Provided data

========================================================================

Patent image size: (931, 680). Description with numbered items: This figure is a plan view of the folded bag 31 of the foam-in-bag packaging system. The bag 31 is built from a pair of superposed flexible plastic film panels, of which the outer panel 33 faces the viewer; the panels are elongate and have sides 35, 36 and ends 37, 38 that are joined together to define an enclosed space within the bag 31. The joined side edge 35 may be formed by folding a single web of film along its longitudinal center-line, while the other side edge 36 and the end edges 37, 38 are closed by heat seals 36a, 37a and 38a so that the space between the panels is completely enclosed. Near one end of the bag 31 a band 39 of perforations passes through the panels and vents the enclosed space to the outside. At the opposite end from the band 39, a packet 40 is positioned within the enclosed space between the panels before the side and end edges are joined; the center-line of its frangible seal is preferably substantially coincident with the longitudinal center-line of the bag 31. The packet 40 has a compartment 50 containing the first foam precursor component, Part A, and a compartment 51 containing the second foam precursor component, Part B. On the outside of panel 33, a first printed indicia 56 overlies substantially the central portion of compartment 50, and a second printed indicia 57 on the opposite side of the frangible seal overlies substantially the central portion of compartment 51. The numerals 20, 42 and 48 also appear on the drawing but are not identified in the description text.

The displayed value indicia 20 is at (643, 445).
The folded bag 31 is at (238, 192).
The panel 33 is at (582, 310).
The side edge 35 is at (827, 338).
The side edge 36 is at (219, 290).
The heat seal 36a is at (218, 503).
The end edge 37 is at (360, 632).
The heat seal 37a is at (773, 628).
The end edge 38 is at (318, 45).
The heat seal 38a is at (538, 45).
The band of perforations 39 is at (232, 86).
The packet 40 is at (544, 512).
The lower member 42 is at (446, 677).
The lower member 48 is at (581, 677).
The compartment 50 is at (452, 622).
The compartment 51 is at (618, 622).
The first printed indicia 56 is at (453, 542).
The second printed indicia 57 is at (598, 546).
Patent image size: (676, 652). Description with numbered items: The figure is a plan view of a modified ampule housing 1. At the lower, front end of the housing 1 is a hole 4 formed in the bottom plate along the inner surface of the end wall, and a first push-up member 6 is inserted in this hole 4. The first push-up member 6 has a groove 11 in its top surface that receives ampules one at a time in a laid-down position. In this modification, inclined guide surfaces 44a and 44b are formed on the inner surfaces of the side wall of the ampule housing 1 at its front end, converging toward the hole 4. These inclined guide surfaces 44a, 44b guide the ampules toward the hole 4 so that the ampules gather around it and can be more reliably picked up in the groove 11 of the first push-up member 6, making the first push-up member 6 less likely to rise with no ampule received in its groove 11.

========================================================================

What you have to do
Copy every one of the records above word for word.

Answer to the problem
Patent image size: (931, 680). Description with numbered items: This figure is a plan view of the folded bag 31 of the foam-in-bag packaging system. The bag 31 is built from a pair of superposed flexible plastic film panels, of which the outer panel 33 faces the viewer; the panels are elongate and have sides 35, 36 and ends 37, 38 that are joined together to define an enclosed space within the bag 31. The joined side edge 35 may be formed by folding a single web of film along its longitudinal center-line, while the other side edge 36 and the end edges 37, 38 are closed by heat seals 36a, 37a and 38a so that the space between the panels is completely enclosed. Near one end of the bag 31 a band 39 of perforations passes through the panels and vents the enclosed space to the outside. At the opposite end from the band 39, a packet 40 is positioned within the enclosed space between the panels before the side and end edges are joined; the center-line of its frangible seal is preferably substantially coincident with the longitudinal center-line of the bag 31. The packet 40 has a compartment 50 containing the first foam precursor component, Part A, and a compartment 51 containing the second foam precursor component, Part B. On the outside of panel 33, a first printed indicia 56 overlies substantially the central portion of compartment 50, and a second printed indicia 57 on the opposite side of the frangible seal overlies substantially the central portion of compartment 51. The numerals 20, 42 and 48 also appear on the drawing but are not identified in the description text.

The displayed value indicia 20 is at (643, 445).
The folded bag 31 is at (238, 192).
The panel 33 is at (582, 310).
The side edge 35 is at (827, 338).
The side edge 36 is at (219, 290).
The heat seal 36a is at (218, 503).
The end edge 37 is at (360, 632).
The heat seal 37a is at (773, 628).
The end edge 38 is at (318, 45).
The heat seal 38a is at (538, 45).
The band of perforations 39 is at (232, 86).
The packet 40 is at (544, 512).
The lower member 42 is at (446, 677).
The lower member 48 is at (581, 677).
The compartment 50 is at (452, 622).
The compartment 51 is at (618, 622).
The first printed indicia 56 is at (453, 542).
The second printed indicia 57 is at (598, 546).
Patent image size: (676, 652). Description with numbered items: The figure is a plan view of a modified ampule housing 1. At the lower, front end of the housing 1 is a hole 4 formed in the bottom plate along the inner surface of the end wall, and a first push-up member 6 is inserted in this hole 4. The first push-up member 6 has a groove 11 in its top surface that receives ampules one at a time in a laid-down position. In this modification, inclined guide surfaces 44a and 44b are formed on the inner surfaces of the side wall of the ampule housing 1 at its front end, converging toward the hole 4. These inclined guide surfaces 44a, 44b guide the ampules toward the hole 4 so that the ampules gather around it and can be more reliably picked up in the groove 11 of the first push-up member 6, making the first push-up member 6 less likely to rise with no ampule received in its groove 11.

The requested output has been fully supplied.